EXERCISE GOAL - Calculate how many lines in the following records hold the word "Ridge", and report that number without comment.

** Start of DATASET RECORDS **

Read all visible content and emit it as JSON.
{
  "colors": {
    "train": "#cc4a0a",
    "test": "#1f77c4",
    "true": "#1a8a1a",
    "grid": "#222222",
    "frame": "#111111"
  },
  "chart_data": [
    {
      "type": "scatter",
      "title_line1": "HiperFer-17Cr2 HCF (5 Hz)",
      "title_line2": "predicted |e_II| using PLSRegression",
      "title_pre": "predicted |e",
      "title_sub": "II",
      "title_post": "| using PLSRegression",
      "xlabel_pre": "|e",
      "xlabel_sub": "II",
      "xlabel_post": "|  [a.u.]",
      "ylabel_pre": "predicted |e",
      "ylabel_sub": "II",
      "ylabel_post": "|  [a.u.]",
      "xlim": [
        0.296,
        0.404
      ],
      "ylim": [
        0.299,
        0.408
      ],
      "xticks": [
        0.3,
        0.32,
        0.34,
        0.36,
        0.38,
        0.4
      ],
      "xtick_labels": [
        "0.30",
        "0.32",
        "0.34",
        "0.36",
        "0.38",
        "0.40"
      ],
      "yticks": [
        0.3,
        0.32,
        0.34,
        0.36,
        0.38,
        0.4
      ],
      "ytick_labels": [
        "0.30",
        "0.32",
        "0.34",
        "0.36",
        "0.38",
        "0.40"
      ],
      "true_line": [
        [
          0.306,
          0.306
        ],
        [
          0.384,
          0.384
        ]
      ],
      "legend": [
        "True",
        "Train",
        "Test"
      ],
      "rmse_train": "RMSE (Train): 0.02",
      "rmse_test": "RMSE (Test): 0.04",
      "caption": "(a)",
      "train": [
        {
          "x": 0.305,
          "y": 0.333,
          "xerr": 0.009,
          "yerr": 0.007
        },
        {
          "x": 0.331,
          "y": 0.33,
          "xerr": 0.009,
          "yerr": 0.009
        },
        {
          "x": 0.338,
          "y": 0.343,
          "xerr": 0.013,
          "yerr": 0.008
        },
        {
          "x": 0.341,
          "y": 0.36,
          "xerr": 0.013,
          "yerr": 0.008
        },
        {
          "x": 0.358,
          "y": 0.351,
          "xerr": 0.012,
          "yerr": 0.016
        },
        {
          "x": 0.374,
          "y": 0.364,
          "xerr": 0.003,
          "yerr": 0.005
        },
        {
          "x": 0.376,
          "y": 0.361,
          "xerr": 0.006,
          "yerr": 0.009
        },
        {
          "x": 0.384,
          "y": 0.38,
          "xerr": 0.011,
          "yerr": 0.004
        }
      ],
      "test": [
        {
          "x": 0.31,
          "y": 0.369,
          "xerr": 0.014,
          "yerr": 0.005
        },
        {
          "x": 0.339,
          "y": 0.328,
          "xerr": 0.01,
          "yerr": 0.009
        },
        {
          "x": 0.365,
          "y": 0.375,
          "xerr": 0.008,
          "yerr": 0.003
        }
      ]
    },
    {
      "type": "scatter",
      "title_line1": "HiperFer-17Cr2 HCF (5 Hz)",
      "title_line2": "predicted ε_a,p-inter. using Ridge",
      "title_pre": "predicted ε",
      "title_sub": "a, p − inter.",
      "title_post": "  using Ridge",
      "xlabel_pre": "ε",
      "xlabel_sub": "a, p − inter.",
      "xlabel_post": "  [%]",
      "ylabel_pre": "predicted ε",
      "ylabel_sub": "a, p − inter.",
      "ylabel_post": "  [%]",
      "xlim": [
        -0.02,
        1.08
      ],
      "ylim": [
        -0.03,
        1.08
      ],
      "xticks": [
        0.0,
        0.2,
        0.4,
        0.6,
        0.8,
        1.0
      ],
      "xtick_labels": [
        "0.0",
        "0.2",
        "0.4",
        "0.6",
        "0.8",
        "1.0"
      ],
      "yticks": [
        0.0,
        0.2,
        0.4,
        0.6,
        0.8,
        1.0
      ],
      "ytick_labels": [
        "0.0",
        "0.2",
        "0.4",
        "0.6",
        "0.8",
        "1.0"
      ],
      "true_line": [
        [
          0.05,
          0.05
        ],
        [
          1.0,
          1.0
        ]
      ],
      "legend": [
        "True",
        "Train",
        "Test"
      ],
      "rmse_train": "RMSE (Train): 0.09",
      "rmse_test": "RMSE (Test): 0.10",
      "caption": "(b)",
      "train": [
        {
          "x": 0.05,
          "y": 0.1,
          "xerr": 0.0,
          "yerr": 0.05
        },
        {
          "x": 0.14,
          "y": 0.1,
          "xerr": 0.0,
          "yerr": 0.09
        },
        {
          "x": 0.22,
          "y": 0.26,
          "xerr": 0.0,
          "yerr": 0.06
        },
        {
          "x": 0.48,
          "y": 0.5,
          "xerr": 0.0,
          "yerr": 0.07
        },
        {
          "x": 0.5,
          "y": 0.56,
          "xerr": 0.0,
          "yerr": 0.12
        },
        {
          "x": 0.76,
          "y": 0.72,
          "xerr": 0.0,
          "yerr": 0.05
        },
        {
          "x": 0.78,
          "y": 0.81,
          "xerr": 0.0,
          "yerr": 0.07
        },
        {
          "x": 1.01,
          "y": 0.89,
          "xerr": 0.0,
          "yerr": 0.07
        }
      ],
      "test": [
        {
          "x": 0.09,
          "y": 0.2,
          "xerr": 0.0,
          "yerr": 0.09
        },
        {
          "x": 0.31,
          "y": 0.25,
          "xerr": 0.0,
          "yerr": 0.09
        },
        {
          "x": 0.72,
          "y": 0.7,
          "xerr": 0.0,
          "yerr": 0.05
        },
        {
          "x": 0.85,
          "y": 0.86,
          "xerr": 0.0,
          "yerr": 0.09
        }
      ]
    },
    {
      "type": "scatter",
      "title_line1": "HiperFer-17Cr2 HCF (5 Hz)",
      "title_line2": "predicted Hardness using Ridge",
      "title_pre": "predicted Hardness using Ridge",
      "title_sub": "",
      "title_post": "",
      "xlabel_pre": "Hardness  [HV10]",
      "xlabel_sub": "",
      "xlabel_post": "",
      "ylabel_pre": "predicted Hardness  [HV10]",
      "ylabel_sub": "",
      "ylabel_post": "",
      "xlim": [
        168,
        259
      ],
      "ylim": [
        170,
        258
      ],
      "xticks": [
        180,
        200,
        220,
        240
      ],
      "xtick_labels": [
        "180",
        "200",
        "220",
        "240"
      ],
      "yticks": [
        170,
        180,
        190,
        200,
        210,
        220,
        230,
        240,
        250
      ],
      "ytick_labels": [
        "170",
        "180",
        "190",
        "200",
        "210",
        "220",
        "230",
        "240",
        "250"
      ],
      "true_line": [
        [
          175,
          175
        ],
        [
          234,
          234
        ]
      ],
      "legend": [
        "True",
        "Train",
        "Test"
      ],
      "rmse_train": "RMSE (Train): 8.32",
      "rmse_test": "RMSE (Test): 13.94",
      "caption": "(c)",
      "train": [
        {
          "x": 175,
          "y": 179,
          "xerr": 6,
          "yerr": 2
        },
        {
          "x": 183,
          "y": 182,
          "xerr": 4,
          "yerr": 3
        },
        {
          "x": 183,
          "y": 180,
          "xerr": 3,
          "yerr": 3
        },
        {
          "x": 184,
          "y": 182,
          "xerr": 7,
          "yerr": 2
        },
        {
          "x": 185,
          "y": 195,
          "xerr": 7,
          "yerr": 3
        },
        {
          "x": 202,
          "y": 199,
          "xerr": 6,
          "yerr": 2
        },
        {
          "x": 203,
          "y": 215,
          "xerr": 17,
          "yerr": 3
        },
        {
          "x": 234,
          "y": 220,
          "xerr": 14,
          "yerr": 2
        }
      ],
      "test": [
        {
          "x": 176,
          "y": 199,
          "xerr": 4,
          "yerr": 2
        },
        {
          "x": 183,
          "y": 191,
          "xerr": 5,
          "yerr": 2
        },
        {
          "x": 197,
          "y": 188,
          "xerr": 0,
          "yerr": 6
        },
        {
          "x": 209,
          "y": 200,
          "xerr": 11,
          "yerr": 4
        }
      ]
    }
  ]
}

** End of DATASET RECORDS **

WORKED SOLUTION - 4